=== EXERCISE OBJECTIVE ===
Rewrite the lines below, changing every "xrd-trace" to "xrd-curve" and leaving everything else as it is.

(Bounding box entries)
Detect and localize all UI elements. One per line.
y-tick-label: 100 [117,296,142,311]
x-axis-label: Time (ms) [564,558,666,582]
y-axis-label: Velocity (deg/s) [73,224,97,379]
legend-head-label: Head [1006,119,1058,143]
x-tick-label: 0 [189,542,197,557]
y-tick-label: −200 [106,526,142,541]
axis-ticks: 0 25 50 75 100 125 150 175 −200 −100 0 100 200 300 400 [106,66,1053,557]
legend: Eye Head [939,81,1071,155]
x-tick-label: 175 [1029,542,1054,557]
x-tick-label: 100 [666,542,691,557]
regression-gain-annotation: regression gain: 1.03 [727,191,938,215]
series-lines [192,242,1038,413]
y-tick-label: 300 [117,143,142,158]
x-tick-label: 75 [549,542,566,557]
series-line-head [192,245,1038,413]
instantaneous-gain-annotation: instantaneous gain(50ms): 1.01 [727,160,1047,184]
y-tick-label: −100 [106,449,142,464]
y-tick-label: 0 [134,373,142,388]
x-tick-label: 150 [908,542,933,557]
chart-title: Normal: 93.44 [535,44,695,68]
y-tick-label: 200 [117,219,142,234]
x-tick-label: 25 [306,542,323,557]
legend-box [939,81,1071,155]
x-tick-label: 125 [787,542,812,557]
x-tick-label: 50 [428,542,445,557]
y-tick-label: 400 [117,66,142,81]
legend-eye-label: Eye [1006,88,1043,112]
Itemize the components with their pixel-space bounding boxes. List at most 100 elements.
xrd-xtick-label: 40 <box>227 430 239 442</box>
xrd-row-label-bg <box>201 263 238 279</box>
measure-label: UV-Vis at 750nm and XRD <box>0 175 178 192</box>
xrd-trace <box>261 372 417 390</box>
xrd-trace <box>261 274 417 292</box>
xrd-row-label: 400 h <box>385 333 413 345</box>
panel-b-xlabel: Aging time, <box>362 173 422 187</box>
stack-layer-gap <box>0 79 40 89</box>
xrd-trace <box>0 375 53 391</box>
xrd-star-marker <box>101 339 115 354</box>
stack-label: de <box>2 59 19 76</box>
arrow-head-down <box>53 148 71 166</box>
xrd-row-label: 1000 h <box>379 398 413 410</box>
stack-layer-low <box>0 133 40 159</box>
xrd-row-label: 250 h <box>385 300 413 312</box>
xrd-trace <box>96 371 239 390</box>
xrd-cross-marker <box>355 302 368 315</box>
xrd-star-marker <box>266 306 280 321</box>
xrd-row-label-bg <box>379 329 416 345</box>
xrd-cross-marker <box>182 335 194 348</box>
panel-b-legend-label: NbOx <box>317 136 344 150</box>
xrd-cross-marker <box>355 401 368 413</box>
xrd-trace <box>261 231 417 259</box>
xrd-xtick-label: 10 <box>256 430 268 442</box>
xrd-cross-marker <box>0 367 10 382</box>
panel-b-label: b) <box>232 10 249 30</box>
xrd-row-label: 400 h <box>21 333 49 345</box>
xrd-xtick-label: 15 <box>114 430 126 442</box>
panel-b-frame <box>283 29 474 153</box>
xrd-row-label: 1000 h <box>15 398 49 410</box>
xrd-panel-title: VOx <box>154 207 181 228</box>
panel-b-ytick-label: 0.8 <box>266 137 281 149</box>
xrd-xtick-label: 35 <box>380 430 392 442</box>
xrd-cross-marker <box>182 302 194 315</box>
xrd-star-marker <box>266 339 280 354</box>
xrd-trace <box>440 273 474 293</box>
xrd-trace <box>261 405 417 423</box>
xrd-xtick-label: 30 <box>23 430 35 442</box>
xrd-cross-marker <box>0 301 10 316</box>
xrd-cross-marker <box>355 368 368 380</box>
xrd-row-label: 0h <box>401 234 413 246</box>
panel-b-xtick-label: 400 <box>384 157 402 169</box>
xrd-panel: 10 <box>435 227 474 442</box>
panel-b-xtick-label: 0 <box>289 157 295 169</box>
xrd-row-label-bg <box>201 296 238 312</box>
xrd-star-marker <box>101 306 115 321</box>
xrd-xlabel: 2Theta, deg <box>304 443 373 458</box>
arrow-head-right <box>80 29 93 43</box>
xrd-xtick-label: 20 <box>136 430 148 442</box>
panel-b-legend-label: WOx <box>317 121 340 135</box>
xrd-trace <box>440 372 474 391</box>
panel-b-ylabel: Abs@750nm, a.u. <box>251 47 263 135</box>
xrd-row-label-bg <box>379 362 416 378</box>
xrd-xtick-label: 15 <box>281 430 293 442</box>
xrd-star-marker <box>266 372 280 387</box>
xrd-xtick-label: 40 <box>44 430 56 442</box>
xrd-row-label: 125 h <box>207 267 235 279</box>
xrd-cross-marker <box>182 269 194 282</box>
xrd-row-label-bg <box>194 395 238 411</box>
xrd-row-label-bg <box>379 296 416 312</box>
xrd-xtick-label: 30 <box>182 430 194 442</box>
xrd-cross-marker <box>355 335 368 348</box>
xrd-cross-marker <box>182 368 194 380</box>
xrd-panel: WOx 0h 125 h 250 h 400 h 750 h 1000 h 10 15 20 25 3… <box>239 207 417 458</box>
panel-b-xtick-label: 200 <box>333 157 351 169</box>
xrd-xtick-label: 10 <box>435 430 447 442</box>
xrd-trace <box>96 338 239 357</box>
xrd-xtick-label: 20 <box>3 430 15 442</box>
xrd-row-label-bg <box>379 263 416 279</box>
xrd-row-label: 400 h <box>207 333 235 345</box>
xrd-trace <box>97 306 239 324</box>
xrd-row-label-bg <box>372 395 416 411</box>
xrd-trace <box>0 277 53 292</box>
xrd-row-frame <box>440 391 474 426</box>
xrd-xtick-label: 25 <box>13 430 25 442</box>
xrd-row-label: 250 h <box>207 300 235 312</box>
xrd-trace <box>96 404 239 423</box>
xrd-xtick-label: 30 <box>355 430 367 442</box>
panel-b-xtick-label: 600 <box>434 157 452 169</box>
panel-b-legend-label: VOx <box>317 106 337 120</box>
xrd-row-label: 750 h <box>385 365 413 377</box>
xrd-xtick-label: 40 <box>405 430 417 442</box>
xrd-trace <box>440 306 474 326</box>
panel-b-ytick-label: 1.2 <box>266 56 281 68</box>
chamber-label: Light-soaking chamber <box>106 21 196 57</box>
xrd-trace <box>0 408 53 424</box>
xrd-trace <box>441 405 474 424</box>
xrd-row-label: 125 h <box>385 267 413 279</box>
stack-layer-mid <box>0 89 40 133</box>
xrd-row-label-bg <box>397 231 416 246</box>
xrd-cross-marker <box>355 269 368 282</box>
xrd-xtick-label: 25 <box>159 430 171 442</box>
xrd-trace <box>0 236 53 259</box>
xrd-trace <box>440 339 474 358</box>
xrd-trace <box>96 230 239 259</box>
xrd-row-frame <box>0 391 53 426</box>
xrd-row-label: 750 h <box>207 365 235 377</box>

=== WRITTEN SOLUTION ===
Detect and localize all UI elements. One per line.
y-tick-label: 100 [117,296,142,311]
x-axis-label: Time (ms) [564,558,666,582]
y-axis-label: Velocity (deg/s) [73,224,97,379]
legend-head-label: Head [1006,119,1058,143]
x-tick-label: 0 [189,542,197,557]
y-tick-label: −200 [106,526,142,541]
axis-ticks: 0 25 50 75 100 125 150 175 −200 −100 0 100 200 300 400 [106,66,1053,557]
legend: Eye Head [939,81,1071,155]
x-tick-label: 175 [1029,542,1054,557]
x-tick-label: 100 [666,542,691,557]
regression-gain-annotation: regression gain: 1.03 [727,191,938,215]
series-lines [192,242,1038,413]
y-tick-label: 300 [117,143,142,158]
x-tick-label: 75 [549,542,566,557]
series-line-head [192,245,1038,413]
instantaneous-gain-annotation: instantaneous gain(50ms): 1.01 [727,160,1047,184]
y-tick-label: −100 [106,449,142,464]
y-tick-label: 0 [134,373,142,388]
x-tick-label: 150 [908,542,933,557]
chart-title: Normal: 93.44 [535,44,695,68]
y-tick-label: 200 [117,219,142,234]
x-tick-label: 25 [306,542,323,557]
legend-box [939,81,1071,155]
x-tick-label: 125 [787,542,812,557]
x-tick-label: 50 [428,542,445,557]
y-tick-label: 400 [117,66,142,81]
legend-eye-label: Eye [1006,88,1043,112]
Itemize the components with their pixel-space bounding boxes. List at most 100 elements.
xrd-xtick-label: 40 <box>227 430 239 442</box>
xrd-row-label-bg <box>201 263 238 279</box>
measure-label: UV-Vis at 750nm and XRD <box>0 175 178 192</box>
xrd-curve <box>261 372 417 390</box>
xrd-curve <box>261 274 417 292</box>
xrd-row-label: 400 h <box>385 333 413 345</box>
panel-b-xlabel: Aging time, <box>362 173 422 187</box>
stack-layer-gap <box>0 79 40 89</box>
xrd-curve <box>0 375 53 391</box>
xrd-star-marker <box>101 339 115 354</box>
stack-label: de <box>2 59 19 76</box>
arrow-head-down <box>53 148 71 166</box>
xrd-row-label: 1000 h <box>379 398 413 410</box>
stack-layer-low <box>0 133 40 159</box>
xrd-row-label: 250 h <box>385 300 413 312</box>
xrd-curve <box>96 371 239 390</box>
xrd-cross-marker <box>355 302 368 315</box>
xrd-star-marker <box>266 306 280 321</box>
xrd-row-label-bg <box>379 329 416 345</box>
xrd-cross-marker <box>182 335 194 348</box>
panel-b-legend-label: NbOx <box>317 136 344 150</box>
xrd-cross-marker <box>355 401 368 413</box>
xrd-curve <box>261 231 417 259</box>
xrd-xtick-label: 10 <box>256 430 268 442</box>
xrd-cross-marker <box>0 367 10 382</box>
panel-b-label: b) <box>232 10 249 30</box>
xrd-row-label: 400 h <box>21 333 49 345</box>
xrd-xtick-label: 15 <box>114 430 126 442</box>
panel-b-frame <box>283 29 474 153</box>
xrd-row-label: 1000 h <box>15 398 49 410</box>
xrd-panel-title: VOx <box>154 207 181 228</box>
panel-b-ytick-label: 0.8 <box>266 137 281 149</box>
xrd-xtick-label: 35 <box>380 430 392 442</box>
xrd-cross-marker <box>182 302 194 315</box>
xrd-star-marker <box>266 339 280 354</box>
xrd-curve <box>440 273 474 293</box>
xrd-curve <box>261 405 417 423</box>
xrd-xtick-label: 30 <box>23 430 35 442</box>
xrd-cross-marker <box>0 301 10 316</box>
xrd-cross-marker <box>355 368 368 380</box>
xrd-row-label: 0h <box>401 234 413 246</box>
panel-b-xtick-label: 400 <box>384 157 402 169</box>
xrd-panel: 10 <box>435 227 474 442</box>
panel-b-xtick-label: 0 <box>289 157 295 169</box>
xrd-row-label-bg <box>201 296 238 312</box>
xrd-star-marker <box>101 306 115 321</box>
xrd-xlabel: 2Theta, deg <box>304 443 373 458</box>
arrow-head-right <box>80 29 93 43</box>
xrd-xtick-label: 20 <box>136 430 148 442</box>
panel-b-legend-label: WOx <box>317 121 340 135</box>
xrd-curve <box>440 372 474 391</box>
panel-b-ylabel: Abs@750nm, a.u. <box>251 47 263 135</box>
xrd-row-label-bg <box>379 362 416 378</box>
xrd-xtick-label: 15 <box>281 430 293 442</box>
xrd-star-marker <box>266 372 280 387</box>
xrd-xtick-label: 40 <box>44 430 56 442</box>
xrd-row-label: 125 h <box>207 267 235 279</box>
xrd-cross-marker <box>182 269 194 282</box>
xrd-row-label-bg <box>194 395 238 411</box>
xrd-row-label-bg <box>379 296 416 312</box>
xrd-xtick-label: 30 <box>182 430 194 442</box>
xrd-cross-marker <box>355 335 368 348</box>
xrd-cross-marker <box>182 368 194 380</box>
xrd-panel: WOx 0h 125 h 250 h 400 h 750 h 1000 h 10 15 20 25 3… <box>239 207 417 458</box>
panel-b-xtick-label: 200 <box>333 157 351 169</box>
xrd-xtick-label: 10 <box>435 430 447 442</box>
xrd-curve <box>96 338 239 357</box>
xrd-xtick-label: 20 <box>3 430 15 442</box>
xrd-row-label-bg <box>379 263 416 279</box>
xrd-row-label: 400 h <box>207 333 235 345</box>
xrd-curve <box>97 306 239 324</box>
xrd-row-label-bg <box>372 395 416 411</box>
xrd-curve <box>0 277 53 292</box>
xrd-row-frame <box>440 391 474 426</box>
xrd-xtick-label: 25 <box>13 430 25 442</box>
xrd-row-label: 250 h <box>207 300 235 312</box>
xrd-curve <box>96 404 239 423</box>
xrd-xtick-label: 30 <box>355 430 367 442</box>
panel-b-xtick-label: 600 <box>434 157 452 169</box>
panel-b-legend-label: VOx <box>317 106 337 120</box>
xrd-row-label: 750 h <box>385 365 413 377</box>
xrd-xtick-label: 40 <box>405 430 417 442</box>
xrd-curve <box>440 306 474 326</box>
panel-b-ytick-label: 1.2 <box>266 56 281 68</box>
chamber-label: Light-soaking chamber <box>106 21 196 57</box>
xrd-curve <box>0 408 53 424</box>
xrd-curve <box>441 405 474 424</box>
xrd-row-label: 125 h <box>385 267 413 279</box>
stack-layer-mid <box>0 89 40 133</box>
xrd-row-label-bg <box>397 231 416 246</box>
xrd-cross-marker <box>355 269 368 282</box>
xrd-xtick-label: 25 <box>159 430 171 442</box>
xrd-curve <box>0 236 53 259</box>
xrd-curve <box>440 339 474 358</box>
xrd-curve <box>96 230 239 259</box>
xrd-row-frame <box>0 391 53 426</box>
xrd-row-label: 750 h <box>207 365 235 377</box>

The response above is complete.